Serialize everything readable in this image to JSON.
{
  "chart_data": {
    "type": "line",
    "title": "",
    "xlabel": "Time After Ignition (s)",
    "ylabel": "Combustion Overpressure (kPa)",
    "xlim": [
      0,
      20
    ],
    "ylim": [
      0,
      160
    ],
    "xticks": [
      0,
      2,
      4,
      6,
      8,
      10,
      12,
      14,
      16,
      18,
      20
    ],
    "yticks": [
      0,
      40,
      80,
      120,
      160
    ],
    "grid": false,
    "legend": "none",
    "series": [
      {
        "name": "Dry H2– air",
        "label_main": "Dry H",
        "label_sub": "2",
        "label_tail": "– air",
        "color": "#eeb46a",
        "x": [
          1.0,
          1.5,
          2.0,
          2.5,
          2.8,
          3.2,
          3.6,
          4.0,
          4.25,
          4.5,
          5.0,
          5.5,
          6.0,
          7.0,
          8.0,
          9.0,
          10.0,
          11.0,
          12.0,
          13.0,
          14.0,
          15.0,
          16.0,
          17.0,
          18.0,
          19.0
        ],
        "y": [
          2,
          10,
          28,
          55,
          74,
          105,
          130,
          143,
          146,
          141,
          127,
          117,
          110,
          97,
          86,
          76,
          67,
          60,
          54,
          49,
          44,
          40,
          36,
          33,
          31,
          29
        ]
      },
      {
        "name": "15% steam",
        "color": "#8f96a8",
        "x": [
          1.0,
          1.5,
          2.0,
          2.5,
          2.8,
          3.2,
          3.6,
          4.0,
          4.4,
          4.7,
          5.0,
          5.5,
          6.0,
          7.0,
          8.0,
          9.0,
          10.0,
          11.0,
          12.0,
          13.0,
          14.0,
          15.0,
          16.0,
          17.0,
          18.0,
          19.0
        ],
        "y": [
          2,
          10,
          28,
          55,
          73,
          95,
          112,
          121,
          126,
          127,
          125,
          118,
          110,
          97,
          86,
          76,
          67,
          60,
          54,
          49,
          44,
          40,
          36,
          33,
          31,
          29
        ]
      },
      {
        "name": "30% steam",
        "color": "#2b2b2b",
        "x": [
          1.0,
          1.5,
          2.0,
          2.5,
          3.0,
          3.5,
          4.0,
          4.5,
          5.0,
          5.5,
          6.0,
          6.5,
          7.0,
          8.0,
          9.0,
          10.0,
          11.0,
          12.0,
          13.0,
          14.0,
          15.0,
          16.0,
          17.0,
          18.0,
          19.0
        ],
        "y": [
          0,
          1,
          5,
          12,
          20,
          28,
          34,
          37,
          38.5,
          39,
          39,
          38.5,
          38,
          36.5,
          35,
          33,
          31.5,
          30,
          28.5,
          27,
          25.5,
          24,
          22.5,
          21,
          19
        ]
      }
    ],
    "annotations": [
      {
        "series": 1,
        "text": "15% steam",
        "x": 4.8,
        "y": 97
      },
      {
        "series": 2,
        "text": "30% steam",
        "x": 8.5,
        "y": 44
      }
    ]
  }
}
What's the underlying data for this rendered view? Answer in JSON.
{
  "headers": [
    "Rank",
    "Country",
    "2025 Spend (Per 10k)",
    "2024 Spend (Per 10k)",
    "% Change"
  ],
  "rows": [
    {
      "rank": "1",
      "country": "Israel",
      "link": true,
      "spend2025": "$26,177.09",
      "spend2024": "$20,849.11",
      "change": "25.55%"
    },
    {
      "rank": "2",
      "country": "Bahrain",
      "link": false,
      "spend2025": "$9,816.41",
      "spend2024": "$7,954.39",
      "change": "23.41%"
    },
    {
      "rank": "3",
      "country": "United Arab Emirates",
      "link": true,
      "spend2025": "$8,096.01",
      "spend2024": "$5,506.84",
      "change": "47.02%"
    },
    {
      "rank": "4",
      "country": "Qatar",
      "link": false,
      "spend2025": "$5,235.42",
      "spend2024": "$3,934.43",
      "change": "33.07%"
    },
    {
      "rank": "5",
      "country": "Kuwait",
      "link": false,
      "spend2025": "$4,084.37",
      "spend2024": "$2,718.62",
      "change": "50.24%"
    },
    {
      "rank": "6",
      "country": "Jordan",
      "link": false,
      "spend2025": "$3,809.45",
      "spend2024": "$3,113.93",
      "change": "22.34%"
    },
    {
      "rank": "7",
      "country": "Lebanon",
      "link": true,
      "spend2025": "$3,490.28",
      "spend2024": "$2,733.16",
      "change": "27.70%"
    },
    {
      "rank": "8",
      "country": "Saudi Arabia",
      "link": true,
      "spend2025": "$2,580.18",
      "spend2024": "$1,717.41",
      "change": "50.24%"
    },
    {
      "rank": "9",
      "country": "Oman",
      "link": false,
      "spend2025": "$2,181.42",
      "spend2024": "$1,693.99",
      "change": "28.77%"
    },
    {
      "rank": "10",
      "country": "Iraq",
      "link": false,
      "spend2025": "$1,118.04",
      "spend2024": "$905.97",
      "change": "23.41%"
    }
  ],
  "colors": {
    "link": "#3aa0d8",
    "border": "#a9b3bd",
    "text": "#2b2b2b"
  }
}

EXERCISE BRIEF
Pull every line holding "steam" out of the records.

FULL OUTPUT
        "name": "15% steam",
        "name": "30% steam",
        "text": "15% steam",
        "text": "30% steam",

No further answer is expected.